• _SOURCE MATERIAL_:
---------------

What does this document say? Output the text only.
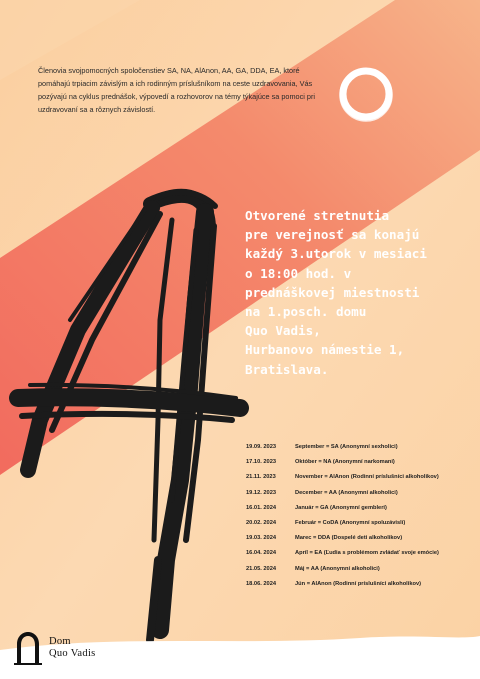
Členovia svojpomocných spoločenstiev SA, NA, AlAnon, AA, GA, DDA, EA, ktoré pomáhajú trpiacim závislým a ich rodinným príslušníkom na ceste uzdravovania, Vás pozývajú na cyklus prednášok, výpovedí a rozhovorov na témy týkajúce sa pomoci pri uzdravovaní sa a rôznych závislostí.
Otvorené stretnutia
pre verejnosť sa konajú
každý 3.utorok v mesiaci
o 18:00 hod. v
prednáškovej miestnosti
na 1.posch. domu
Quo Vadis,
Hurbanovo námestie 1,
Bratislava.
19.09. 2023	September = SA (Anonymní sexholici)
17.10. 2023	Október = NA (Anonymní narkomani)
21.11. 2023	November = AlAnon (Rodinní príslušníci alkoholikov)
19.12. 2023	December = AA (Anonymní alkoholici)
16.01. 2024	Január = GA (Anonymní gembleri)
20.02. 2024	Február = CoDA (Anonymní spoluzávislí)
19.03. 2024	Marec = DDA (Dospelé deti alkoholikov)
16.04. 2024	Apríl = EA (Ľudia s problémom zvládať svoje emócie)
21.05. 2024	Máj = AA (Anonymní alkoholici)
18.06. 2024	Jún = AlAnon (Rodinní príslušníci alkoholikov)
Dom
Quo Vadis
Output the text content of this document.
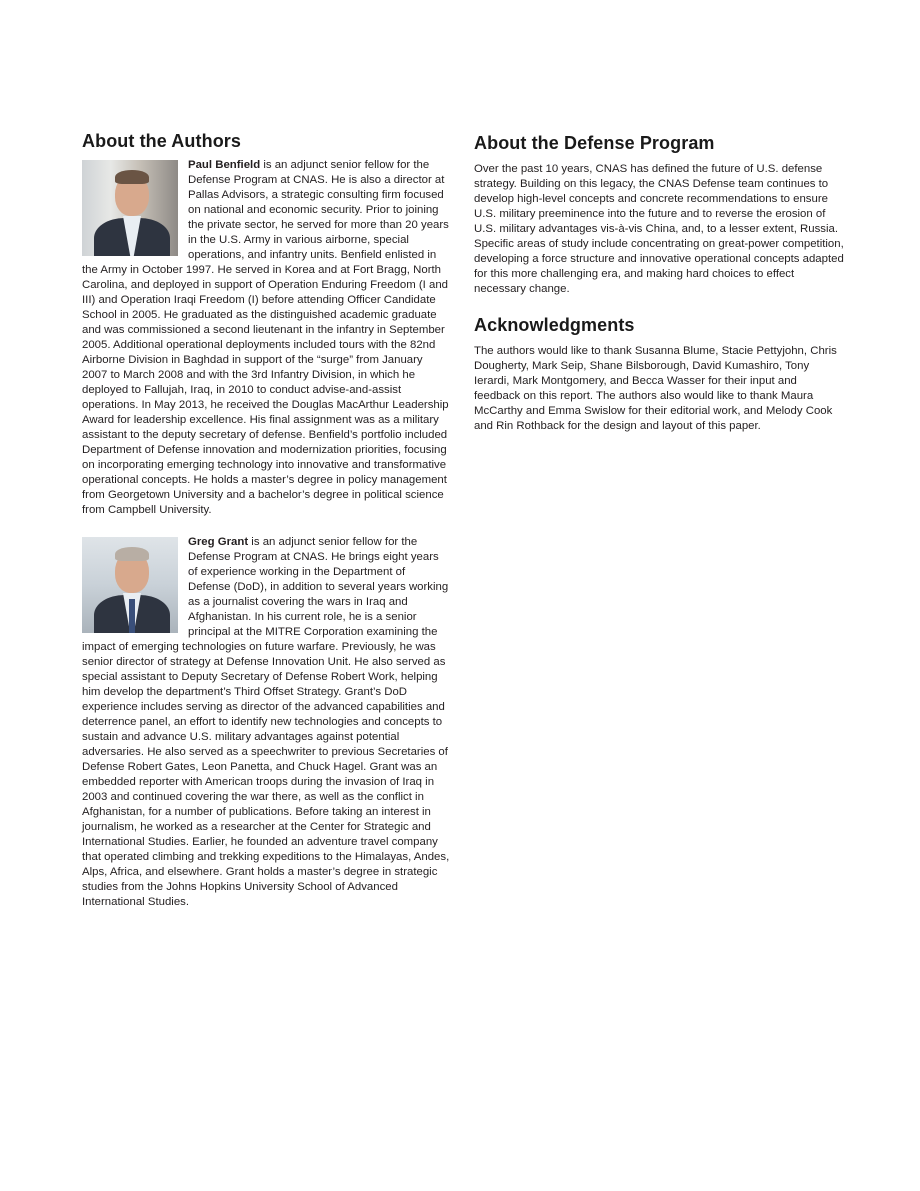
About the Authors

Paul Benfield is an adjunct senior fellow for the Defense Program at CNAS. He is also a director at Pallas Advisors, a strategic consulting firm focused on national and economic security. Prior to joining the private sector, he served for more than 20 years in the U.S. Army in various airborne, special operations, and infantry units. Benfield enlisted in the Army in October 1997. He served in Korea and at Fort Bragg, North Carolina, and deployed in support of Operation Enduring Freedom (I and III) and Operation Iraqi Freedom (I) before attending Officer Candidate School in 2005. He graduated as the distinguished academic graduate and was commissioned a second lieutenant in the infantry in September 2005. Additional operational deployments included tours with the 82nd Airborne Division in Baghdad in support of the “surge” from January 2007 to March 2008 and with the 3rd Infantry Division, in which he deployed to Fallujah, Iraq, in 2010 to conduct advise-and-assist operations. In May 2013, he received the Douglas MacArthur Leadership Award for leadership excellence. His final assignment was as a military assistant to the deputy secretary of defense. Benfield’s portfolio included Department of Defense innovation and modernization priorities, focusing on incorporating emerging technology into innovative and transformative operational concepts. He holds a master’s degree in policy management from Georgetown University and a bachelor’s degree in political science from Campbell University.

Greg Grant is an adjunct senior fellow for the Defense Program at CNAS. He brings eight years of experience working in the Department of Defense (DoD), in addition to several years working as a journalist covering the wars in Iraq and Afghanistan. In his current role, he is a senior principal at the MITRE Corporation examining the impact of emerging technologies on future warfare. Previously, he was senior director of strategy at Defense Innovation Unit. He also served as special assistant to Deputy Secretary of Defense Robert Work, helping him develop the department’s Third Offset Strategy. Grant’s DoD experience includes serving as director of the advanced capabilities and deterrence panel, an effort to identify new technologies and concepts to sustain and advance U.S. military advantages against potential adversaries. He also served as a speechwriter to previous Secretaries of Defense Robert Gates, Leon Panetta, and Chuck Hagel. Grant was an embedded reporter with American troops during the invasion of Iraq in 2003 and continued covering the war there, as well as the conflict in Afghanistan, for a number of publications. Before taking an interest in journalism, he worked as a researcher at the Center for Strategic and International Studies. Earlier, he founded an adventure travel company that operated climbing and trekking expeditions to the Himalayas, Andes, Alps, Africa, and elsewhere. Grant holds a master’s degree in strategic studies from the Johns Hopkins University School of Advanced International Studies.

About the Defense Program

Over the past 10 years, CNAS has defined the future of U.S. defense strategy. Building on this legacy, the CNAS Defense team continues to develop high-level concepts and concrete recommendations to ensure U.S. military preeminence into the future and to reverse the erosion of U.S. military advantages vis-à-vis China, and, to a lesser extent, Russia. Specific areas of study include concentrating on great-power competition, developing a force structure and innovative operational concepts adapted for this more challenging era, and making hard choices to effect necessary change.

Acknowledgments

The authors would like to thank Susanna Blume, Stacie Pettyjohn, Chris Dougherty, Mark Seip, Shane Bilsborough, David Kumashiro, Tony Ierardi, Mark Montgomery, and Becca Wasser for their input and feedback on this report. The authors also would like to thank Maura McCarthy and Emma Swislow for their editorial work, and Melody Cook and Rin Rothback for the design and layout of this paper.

---------------

• _WHAT YOU ARE ASKED TO DO_:
All lines above with "alkoholici" in them should be returned.

• _COMPLETE ANSWER_:
19.12. 2023	December = AA (Anonymní alkoholici)
21.05. 2024	Máj = AA (Anonymní alkoholici)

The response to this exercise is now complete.